Source extract =
______________________________

Wolfsburg and Werder Bremen joined other Bundesliga clubs in anti-racism gestures along with Union Berlin and Schalke, as Werder Bremen was pushed closer to relegation and Schalke’s winless run became its worst in 27 years.
Borussia Dortmund and Hertha Berlin were the first to kneel ahead of their game on Saturday in an anti-racism gestures following mass protests across the United States over the police killing of an African-American George Floyd in Minneapolis.
Werder continue poor run of form
Wolfsburg beat Werder 1-0 to take a step toward the Europa League while Werder moved closer to a historic relegation from the Bundesliga.
They were heading for a largely uneventful 0-0 draw in torrential rain before the 82nd minute, when Wolfsburg’s substitute winger Felix Klaus curled in a cross from the right and Wout Weghorst connected it with a bouncing header into the Werder goal.
The result leaves Werder (German champion in 2009), in 17th place, almost certain to be relegated. That would mean only its second season outside the top division since 1962 when the Bundesliga was founded.

______________________________

What is asked =
(a) In the Bundesliga report, which player headed in the only goal of the Wolfsburg–Werder Bremen match?
(b) Write the next few sentences of the Bundesliga report, picking up after its final sentence.
The material that comes next isn't needed for anything here.

Given data =

______________________________

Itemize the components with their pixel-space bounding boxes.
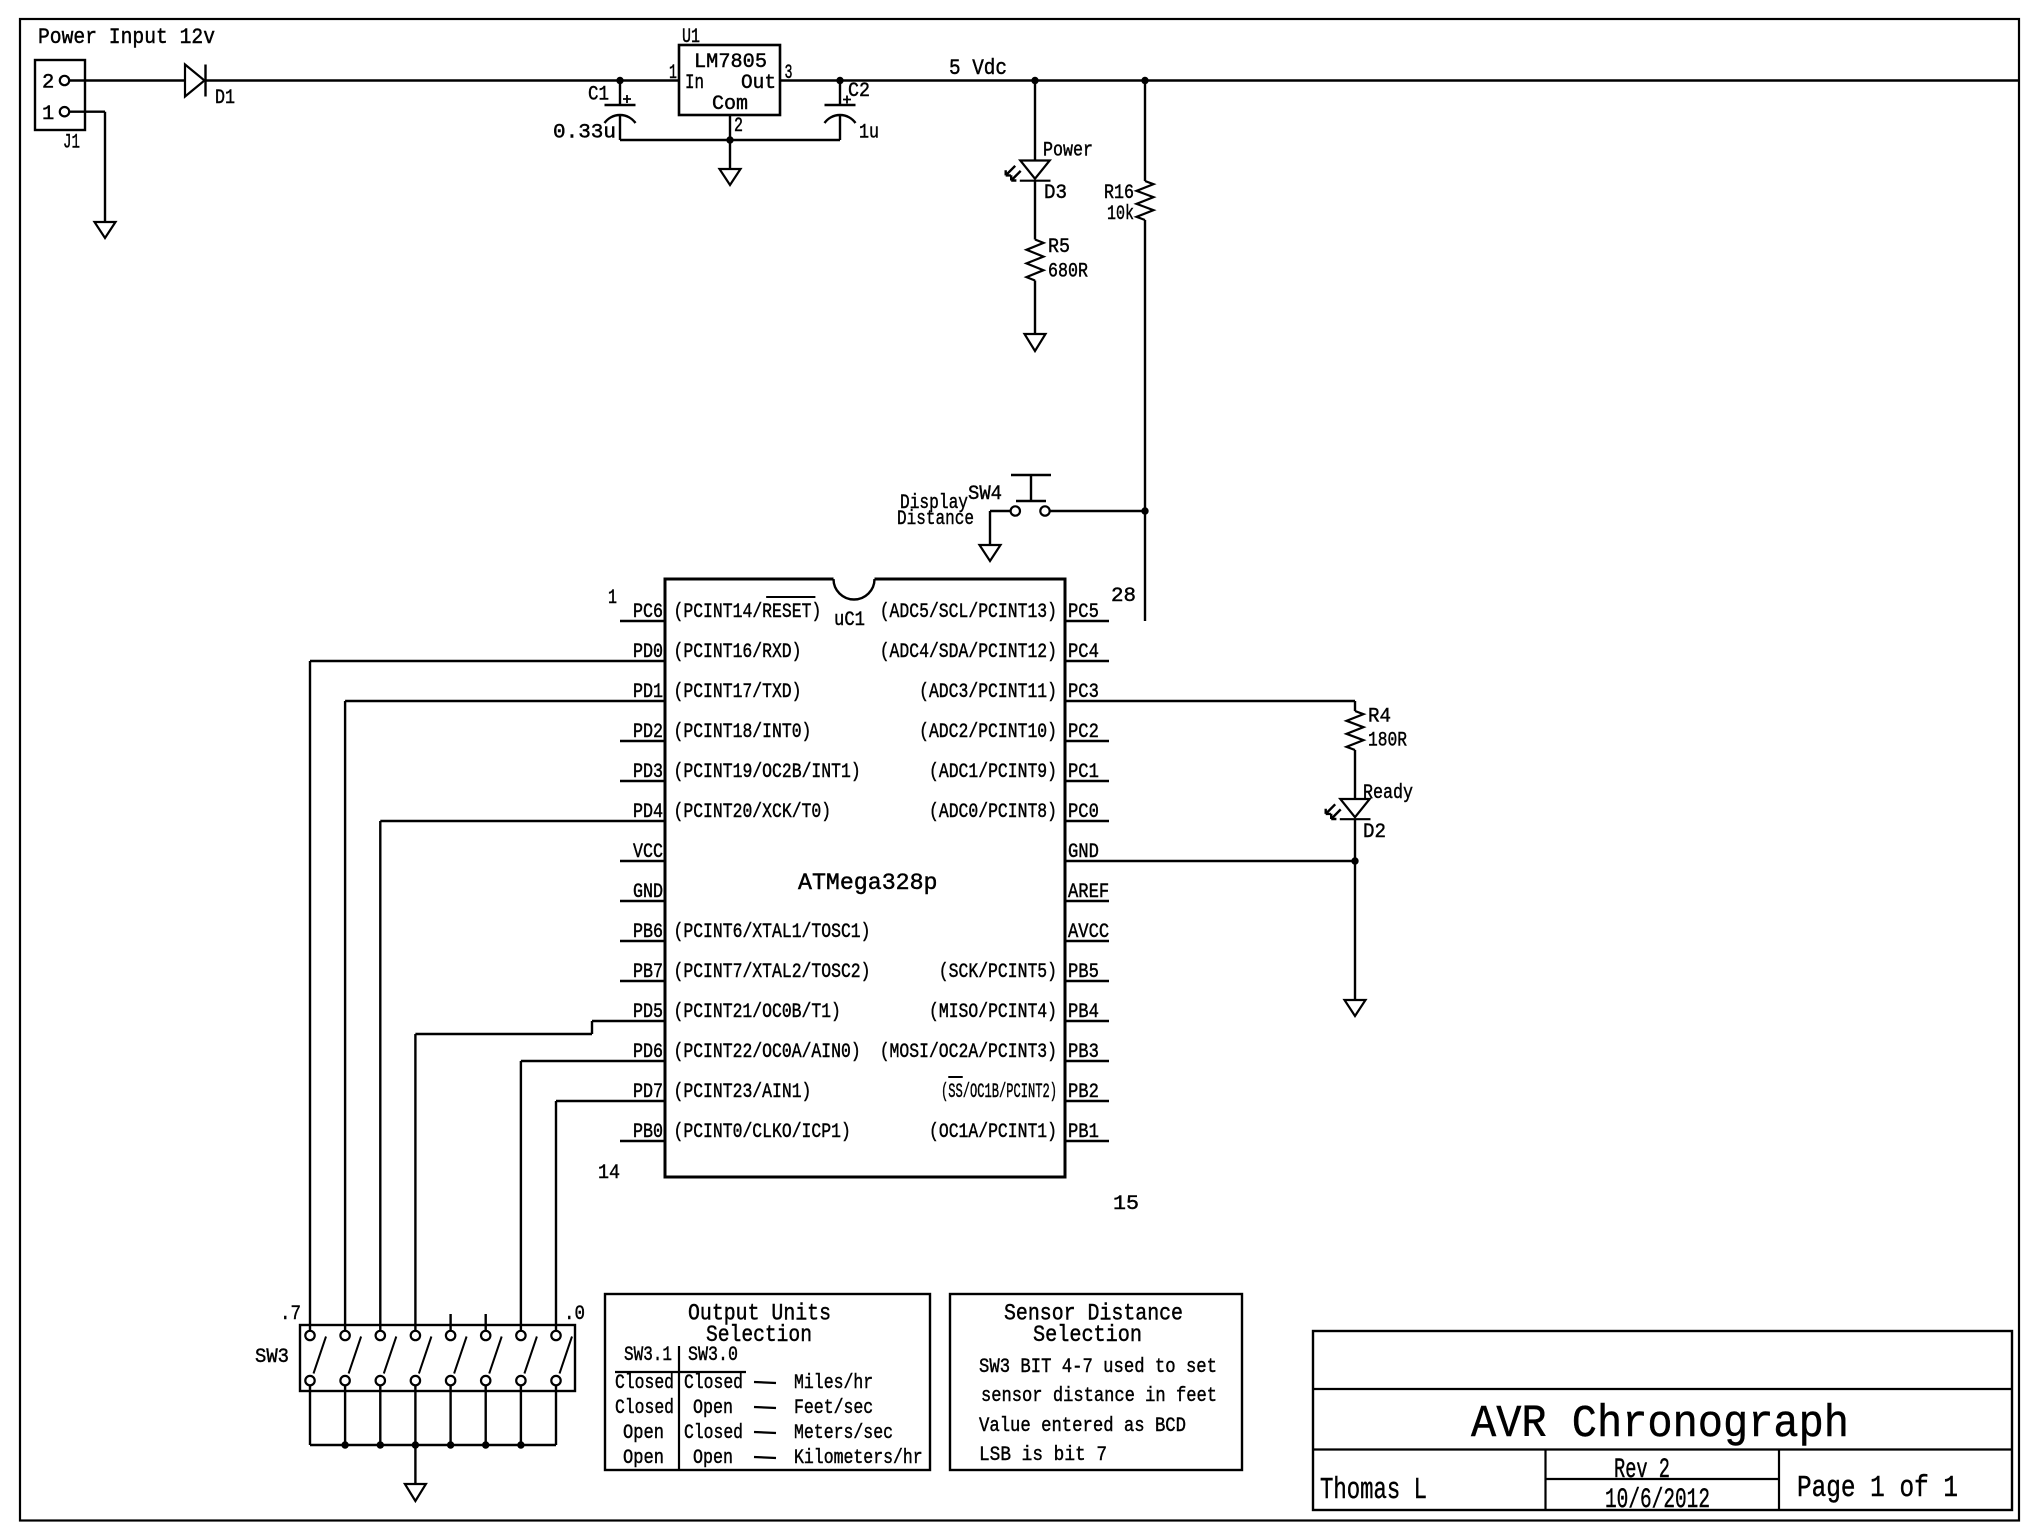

______________________________

Replies =
(a) Wout Weghorst

(b)
Werder Bremen hasn’t won at home in the league since September 1. It is six points off safety and three off Fortuna Düsseldorf in the relegation playoff spot. However, Wolfsburg climbed above Hoffenheim into the sixth place and a Europa League spot.
Union and Schalke kept their unwanted record
Union Berlin and Schalke, whose midfielder Weston McKennie was the first in Germany to protest last week, also kneeled ahead of their 1-1 draw on Sunday. The referee and his assistants also joined in.
Schalke, who were battling for a Champions League spot midway through the season, have now failed to win since 17 January and stayed in 10th place on 38 points. Union climb up to 13th on 32 points.
Union and Schalke kept their unwanted records of not having won since the league restarted. While Union was happy with a point to edge away from the relegation zone, Schalke was again frustrated as its winless run hit 12 games in all competitions, its worst since 1993.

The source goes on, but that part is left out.